Material to process —

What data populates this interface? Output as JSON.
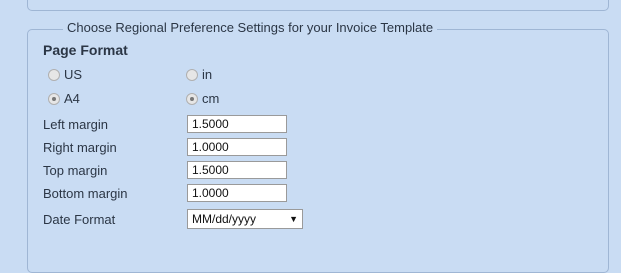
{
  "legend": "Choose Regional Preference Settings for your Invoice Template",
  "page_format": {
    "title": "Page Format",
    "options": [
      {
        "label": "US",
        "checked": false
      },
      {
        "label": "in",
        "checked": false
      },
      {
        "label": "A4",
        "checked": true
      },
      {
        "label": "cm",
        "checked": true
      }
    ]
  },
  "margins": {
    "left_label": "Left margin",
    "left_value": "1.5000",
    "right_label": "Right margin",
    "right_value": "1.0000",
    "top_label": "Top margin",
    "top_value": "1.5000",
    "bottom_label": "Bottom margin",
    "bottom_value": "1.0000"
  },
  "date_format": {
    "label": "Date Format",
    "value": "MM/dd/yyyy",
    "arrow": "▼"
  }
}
---
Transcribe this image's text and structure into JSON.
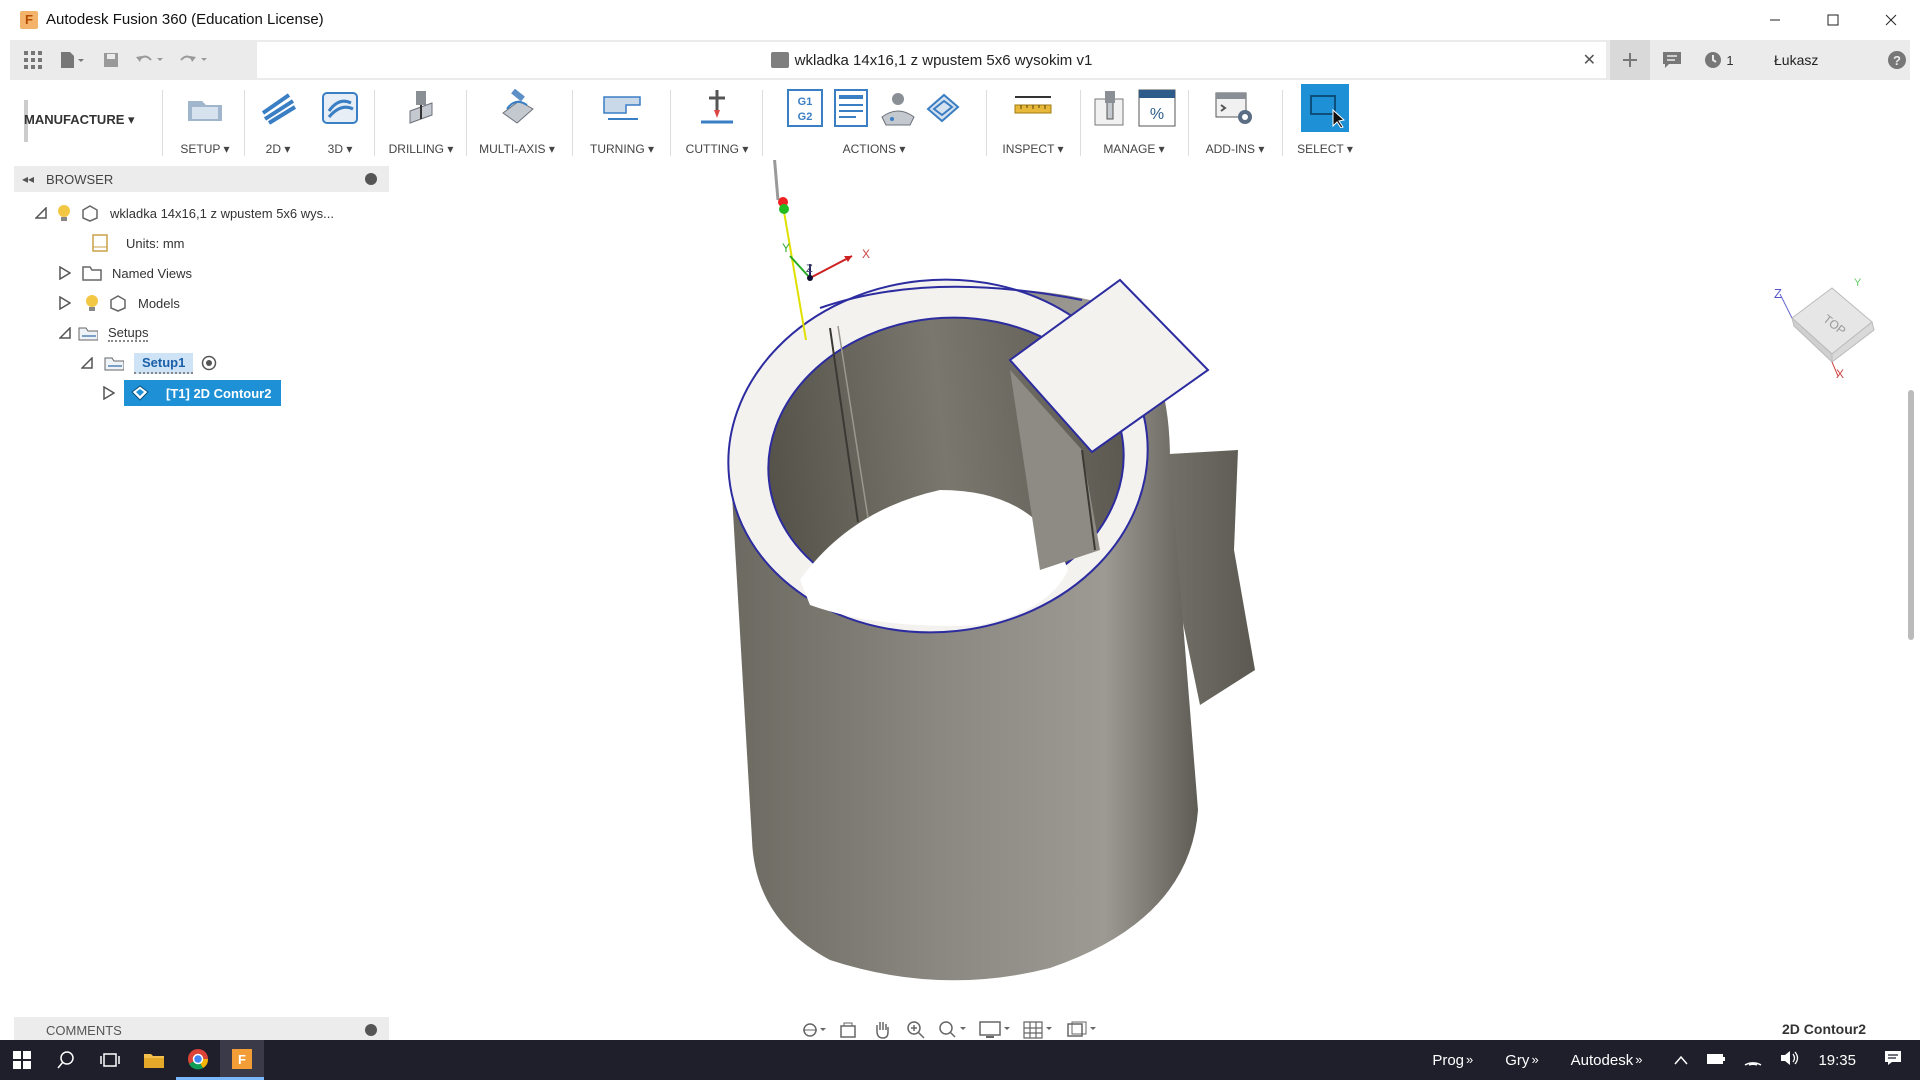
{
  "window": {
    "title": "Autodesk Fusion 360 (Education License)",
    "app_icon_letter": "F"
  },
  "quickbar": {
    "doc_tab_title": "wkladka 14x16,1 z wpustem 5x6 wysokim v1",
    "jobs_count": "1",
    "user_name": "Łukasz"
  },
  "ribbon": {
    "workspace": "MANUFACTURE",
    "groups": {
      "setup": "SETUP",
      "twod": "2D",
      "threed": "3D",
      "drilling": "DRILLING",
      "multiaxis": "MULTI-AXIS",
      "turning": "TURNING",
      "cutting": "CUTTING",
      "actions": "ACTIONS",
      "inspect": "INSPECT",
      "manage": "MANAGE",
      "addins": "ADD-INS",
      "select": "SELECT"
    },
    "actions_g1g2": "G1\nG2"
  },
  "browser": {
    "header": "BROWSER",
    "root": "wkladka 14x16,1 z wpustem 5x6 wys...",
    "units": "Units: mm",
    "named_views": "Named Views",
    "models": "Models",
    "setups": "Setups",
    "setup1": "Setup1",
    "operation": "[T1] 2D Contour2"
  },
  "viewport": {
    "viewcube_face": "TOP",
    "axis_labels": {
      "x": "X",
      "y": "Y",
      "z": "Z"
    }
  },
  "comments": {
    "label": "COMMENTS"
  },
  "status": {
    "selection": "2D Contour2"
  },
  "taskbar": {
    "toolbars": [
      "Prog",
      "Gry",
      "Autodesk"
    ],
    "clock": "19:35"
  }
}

What this task involves —
What is the number of lines in the listing that include the word "wkladka"? Give that number and nothing else.

Task response —
2